Document page records:
== == ==

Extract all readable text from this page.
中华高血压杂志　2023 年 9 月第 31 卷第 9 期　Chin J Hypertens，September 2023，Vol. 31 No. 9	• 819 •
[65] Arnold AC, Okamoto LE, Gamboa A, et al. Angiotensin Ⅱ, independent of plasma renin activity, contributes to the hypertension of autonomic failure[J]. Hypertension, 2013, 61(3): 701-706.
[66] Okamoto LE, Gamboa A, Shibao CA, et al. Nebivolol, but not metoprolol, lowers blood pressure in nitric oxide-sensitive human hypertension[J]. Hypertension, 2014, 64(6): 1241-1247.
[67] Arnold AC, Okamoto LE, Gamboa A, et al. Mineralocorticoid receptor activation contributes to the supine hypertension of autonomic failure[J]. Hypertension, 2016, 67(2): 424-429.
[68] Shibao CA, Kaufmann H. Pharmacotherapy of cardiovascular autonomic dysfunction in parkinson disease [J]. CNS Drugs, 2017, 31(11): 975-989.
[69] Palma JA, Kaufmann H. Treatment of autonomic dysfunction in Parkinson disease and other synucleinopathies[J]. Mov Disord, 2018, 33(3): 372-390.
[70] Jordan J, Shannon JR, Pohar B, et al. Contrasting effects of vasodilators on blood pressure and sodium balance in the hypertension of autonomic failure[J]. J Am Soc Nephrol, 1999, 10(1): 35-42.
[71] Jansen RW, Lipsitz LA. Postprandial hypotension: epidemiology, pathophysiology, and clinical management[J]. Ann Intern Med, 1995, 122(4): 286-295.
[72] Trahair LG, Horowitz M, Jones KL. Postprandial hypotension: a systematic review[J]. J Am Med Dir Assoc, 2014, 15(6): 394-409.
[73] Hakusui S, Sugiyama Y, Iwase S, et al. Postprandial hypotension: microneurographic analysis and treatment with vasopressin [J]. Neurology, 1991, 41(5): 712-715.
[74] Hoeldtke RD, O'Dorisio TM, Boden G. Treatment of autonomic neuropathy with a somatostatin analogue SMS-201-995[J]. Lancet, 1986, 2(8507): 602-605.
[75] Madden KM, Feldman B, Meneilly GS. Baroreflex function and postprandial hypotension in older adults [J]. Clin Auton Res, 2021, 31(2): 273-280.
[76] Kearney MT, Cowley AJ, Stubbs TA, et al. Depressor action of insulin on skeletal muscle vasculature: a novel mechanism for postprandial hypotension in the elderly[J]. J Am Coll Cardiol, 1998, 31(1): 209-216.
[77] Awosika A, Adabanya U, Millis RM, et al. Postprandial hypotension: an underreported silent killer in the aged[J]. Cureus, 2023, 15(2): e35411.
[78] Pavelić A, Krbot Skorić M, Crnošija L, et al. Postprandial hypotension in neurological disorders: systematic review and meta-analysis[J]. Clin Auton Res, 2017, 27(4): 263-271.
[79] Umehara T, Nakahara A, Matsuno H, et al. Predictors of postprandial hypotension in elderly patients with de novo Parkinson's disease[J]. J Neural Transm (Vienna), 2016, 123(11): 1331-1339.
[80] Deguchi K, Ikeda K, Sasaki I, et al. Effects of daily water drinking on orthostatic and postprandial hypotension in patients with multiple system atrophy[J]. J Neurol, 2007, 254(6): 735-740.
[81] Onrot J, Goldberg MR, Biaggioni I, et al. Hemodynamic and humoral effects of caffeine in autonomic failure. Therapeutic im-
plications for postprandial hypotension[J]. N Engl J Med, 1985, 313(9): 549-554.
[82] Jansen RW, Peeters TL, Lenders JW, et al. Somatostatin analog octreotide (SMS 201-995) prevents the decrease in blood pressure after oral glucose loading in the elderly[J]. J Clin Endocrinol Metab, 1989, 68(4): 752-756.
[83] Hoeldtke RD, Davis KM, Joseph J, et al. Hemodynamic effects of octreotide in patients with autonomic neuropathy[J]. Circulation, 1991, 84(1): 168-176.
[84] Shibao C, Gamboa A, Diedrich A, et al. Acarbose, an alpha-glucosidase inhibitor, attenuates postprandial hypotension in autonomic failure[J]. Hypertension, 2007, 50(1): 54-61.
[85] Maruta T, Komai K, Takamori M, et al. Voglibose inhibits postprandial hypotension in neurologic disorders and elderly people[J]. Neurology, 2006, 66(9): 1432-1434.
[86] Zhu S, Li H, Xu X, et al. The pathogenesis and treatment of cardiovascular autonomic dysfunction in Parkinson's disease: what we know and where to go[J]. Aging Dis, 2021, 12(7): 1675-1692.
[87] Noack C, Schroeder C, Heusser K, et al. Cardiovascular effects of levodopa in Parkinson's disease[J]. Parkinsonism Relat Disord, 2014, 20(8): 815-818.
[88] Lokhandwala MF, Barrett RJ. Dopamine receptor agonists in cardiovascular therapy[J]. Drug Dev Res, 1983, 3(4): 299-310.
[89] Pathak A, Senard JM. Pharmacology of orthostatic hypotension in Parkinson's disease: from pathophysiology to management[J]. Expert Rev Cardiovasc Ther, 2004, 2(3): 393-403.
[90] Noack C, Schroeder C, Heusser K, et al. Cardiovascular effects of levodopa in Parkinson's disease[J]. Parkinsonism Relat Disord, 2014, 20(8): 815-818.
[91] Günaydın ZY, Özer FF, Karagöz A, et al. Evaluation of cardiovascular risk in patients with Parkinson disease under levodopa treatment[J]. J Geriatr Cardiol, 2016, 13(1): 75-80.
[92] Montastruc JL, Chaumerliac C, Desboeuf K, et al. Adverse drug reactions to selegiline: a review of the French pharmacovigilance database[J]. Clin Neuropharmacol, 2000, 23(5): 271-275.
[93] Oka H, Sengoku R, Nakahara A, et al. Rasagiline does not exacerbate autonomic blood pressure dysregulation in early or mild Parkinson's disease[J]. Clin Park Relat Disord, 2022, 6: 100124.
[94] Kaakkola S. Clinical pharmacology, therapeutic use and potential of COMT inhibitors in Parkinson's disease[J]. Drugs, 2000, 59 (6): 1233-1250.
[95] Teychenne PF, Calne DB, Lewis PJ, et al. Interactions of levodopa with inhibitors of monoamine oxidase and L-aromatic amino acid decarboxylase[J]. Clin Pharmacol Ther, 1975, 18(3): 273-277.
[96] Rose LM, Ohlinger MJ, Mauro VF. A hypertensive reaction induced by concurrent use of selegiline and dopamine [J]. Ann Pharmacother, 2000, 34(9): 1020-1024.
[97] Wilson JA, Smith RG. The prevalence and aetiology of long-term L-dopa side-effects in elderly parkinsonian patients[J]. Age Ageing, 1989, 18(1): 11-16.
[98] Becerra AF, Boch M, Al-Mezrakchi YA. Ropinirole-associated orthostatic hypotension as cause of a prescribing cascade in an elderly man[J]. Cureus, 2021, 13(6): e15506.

== == ==

# [What is being asked]
Show each line of the data that contains the string "Drugs".

# [Solution for this task]
[68] Shibao CA, Kaufmann H. Pharmacotherapy of cardiovascular autonomic dysfunction in parkinson disease [J]. CNS Drugs, 2017, 31(11): 975-989.
[94] Kaakkola S. Clinical pharmacology, therapeutic use and potential of COMT inhibitors in Parkinson's disease[J]. Drugs, 2000, 59 (6): 1233-1250.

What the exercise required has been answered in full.